TASK INSTRUCTIONS
Output all lines exactly.

MATERIAL TO PROCESS
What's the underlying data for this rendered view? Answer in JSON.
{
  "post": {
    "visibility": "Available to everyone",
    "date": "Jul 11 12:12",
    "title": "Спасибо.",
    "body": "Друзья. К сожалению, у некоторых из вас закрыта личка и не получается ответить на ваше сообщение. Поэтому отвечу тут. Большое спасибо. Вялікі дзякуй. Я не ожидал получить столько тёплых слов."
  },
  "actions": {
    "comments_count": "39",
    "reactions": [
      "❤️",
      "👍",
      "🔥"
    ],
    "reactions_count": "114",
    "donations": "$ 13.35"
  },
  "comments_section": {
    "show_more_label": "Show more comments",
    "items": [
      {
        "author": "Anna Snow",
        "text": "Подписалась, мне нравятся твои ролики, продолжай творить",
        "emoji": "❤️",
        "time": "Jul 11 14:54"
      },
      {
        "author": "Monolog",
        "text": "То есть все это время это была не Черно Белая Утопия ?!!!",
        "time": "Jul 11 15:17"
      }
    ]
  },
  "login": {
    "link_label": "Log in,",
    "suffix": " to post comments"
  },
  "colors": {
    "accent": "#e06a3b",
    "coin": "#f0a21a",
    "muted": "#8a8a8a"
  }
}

SOLVED PROBLEM
What's the underlying data for this rendered view? Answer in JSON.
{
  "post": {
    "visibility": "Available to everyone",
    "date": "Jul 11 12:12",
    "title": "Спасибо.",
    "body": "Друзья. К сожалению, у некоторых из вас закрыта личка и не получается ответить на ваше сообщение. Поэтому отвечу тут. Большое спасибо. Вялікі дзякуй. Я не ожидал получить столько тёплых слов."
  },
  "actions": {
    "comments_count": "39",
    "reactions": [
      "❤️",
      "👍",
      "🔥"
    ],
    "reactions_count": "114",
    "donations": "$ 13.35"
  },
  "comments_section": {
    "show_more_label": "Show more comments",
    "items": [
      {
        "author": "Anna Snow",
        "text": "Подписалась, мне нравятся твои ролики, продолжай творить",
        "emoji": "❤️",
        "time": "Jul 11 14:54"
      },
      {
        "author": "Monolog",
        "text": "То есть все это время это была не Черно Белая Утопия ?!!!",
        "time": "Jul 11 15:17"
      }
    ]
  },
  "login": {
    "link_label": "Log in,",
    "suffix": " to post comments"
  },
  "colors": {
    "accent": "#e06a3b",
    "coin": "#f0a21a",
    "muted": "#8a8a8a"
  }
}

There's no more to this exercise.